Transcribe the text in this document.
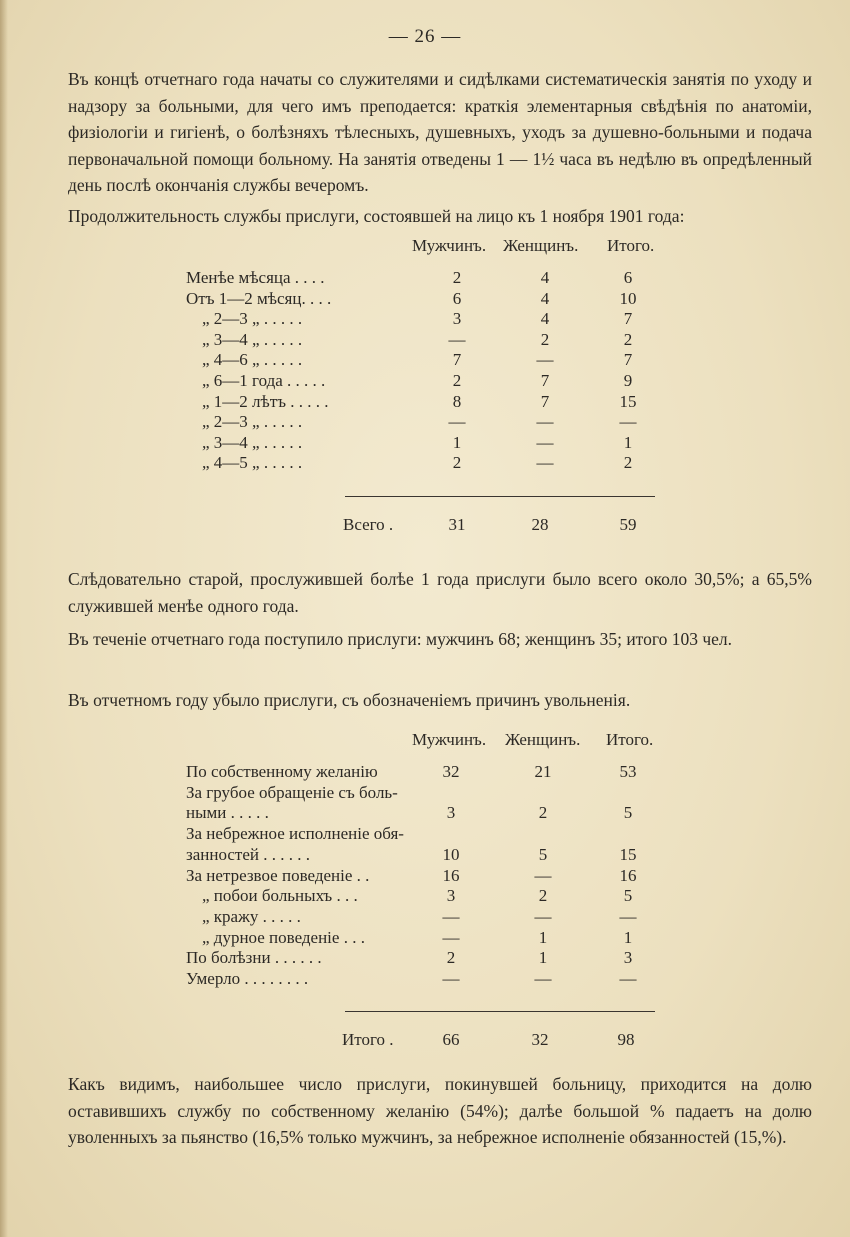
— 26 —
Въ концѣ отчетнаго года начаты со служителями и сидѣлками систематическія занятія по уходу и надзору за больными, для чего имъ преподается: краткія элементарныя свѣдѣнія по анатоміи, физіологіи и гигіенѣ, о болѣзняхъ тѣлесныхъ, душевныхъ, уходъ за душевно-больными и подача первоначальной помощи больному. На занятія отведены 1 — 1½ часа въ недѣлю въ опредѣленный день послѣ окончанія службы вечеромъ.
Продолжительность службы прислуги, состоявшей на лицо къ 1 ноября 1901 года:
Мужчинъ. Женщинъ. Итого.
Менѣе мѣсяца . . . .	2	4	6
Отъ 1—2 мѣсяц. . . .	6	4	10
„ 2—3 „ . . . . .	3	4	7
„ 3—4 „ . . . . .	—	2	2
„ 4—6 „ . . . . .	7	—	7
„ 6—1 года . . . . .	2	7	9
„ 1—2 лѣтъ . . . . .	8	7	15
„ 2—3 „ . . . . .	—	—	—
„ 3—4 „ . . . . .	1	—	1
„ 4—5 „ . . . . .	2	—	2
Всего .	31	28	59
Слѣдовательно старой, прослужившей болѣе 1 года прислуги было всего около 30,5%; а 65,5% служившей менѣе одного года.
Въ теченіе отчетнаго года поступило прислуги: мужчинъ 68; женщинъ 35; итого 103 чел.
Въ отчетномъ году убыло прислуги, съ обозначеніемъ причинъ увольненія.
Мужчинъ. Женщинъ. Итого.
По собственному желанію	32	21	53
За грубое обращеніе съ боль-
ными . . . . .	3	2	5
За небрежное исполненіе обя-
занностей . . . . . .	10	5	15
За нетрезвое поведеніе . .	16	—	16
„ побои больныхъ . . .	3	2	5
„ кражу . . . . .	—	—	—
„ дурное поведеніе . . .	—	1	1
По болѣзни . . . . . .	2	1	3
Умерло . . . . . . . .	—	—	—
Итого .	66	32	98
Какъ видимъ, наибольшее число прислуги, покинувшей больницу, приходится на долю оставившихъ службу по собственному желанію (54%); далѣе большой % падаетъ на долю уволенныхъ за пьянство (16,5% только мужчинъ, за небрежное исполненіе обязанностей (15,%).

◆ TASK TO CARRY OUT
Copy out every line of the listing that includes the string "поведеніе".

◆ REPLY TO THE EXERCISE
За нетрезвое поведеніе . .	16	—	16
„ дурное поведеніе . . .	—	1	1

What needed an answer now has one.